• _What this task involves_
Copy each line that has the string "content" somewhere in it.

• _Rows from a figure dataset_
+++

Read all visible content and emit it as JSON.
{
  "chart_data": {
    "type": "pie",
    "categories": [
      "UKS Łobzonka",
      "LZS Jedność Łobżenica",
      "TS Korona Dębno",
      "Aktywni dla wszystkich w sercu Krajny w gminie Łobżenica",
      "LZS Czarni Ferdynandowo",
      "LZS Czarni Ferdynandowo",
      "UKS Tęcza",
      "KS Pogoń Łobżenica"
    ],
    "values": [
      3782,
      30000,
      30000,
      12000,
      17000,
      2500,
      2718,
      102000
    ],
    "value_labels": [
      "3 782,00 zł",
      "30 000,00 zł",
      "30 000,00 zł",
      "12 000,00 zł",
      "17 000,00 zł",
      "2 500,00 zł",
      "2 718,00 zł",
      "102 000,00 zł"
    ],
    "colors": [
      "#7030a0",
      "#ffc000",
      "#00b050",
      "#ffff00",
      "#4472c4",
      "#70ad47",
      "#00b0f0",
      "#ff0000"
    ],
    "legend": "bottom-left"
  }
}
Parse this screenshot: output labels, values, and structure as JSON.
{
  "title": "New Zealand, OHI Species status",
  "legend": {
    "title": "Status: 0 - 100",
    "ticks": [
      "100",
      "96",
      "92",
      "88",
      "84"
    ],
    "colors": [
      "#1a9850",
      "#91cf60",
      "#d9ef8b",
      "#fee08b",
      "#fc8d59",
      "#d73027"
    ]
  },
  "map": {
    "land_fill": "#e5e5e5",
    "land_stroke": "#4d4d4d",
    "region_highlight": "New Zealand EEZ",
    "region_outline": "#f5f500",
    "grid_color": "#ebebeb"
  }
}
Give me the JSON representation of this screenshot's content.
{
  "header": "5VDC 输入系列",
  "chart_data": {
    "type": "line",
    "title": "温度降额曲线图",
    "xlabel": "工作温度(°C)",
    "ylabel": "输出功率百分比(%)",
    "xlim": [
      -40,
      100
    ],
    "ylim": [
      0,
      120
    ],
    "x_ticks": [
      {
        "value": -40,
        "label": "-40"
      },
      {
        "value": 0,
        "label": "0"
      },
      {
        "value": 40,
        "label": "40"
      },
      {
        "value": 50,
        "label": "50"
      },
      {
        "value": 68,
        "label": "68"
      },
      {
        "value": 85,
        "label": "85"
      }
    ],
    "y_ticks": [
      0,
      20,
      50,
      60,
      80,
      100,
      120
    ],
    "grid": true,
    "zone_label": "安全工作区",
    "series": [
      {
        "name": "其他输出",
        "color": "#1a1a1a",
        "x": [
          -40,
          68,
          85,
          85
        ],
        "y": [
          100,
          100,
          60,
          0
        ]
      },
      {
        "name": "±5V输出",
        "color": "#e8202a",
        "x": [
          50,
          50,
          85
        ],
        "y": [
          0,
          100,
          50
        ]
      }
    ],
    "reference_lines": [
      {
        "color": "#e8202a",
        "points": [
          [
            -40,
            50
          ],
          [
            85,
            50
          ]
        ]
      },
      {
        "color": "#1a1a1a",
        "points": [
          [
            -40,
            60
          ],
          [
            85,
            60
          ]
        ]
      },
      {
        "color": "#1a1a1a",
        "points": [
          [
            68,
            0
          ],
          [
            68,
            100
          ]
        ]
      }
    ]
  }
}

+++

• _Result_
Read all visible content and emit it as JSON.
Give me the JSON representation of this screenshot's content.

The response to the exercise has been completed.